__Task instructions__.
Scan each line of the records for the word "this" and extract the ones that have it.

-- START Material supplied --

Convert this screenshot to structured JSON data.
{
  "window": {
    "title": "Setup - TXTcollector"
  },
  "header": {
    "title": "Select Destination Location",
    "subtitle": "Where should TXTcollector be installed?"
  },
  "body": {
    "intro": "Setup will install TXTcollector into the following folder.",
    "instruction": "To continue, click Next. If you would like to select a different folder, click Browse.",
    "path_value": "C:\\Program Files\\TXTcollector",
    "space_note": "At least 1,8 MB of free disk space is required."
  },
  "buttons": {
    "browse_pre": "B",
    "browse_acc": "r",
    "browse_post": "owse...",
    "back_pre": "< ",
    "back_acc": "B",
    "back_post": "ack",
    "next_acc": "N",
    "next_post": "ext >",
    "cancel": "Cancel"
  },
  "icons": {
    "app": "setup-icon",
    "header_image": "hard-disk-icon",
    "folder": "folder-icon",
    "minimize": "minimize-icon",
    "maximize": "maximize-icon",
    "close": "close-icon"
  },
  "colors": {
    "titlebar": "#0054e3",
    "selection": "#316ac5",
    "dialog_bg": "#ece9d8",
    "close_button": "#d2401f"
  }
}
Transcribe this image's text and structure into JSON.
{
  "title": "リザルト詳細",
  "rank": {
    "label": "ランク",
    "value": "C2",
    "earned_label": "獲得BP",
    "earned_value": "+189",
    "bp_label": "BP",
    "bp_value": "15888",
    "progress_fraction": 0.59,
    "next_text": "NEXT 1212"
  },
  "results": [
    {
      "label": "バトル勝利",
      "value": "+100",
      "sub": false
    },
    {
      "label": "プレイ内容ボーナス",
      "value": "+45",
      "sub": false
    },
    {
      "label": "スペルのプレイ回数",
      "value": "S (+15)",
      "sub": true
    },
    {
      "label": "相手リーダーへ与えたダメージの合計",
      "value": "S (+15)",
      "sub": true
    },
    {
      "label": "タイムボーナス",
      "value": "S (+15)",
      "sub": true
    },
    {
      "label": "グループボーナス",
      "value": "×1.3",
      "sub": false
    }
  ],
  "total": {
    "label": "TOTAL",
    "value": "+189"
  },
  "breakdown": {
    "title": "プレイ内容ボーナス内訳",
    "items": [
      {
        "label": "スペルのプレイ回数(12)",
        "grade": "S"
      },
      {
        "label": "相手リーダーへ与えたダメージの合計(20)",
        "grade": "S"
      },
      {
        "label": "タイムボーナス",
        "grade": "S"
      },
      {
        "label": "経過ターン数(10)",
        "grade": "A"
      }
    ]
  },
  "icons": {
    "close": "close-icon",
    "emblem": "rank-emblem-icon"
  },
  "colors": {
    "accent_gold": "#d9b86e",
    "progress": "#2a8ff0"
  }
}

-- END Material supplied --

__Worked answer__.
Convert this screenshot to structured JSON data.
Transcribe this image's text and structure into JSON.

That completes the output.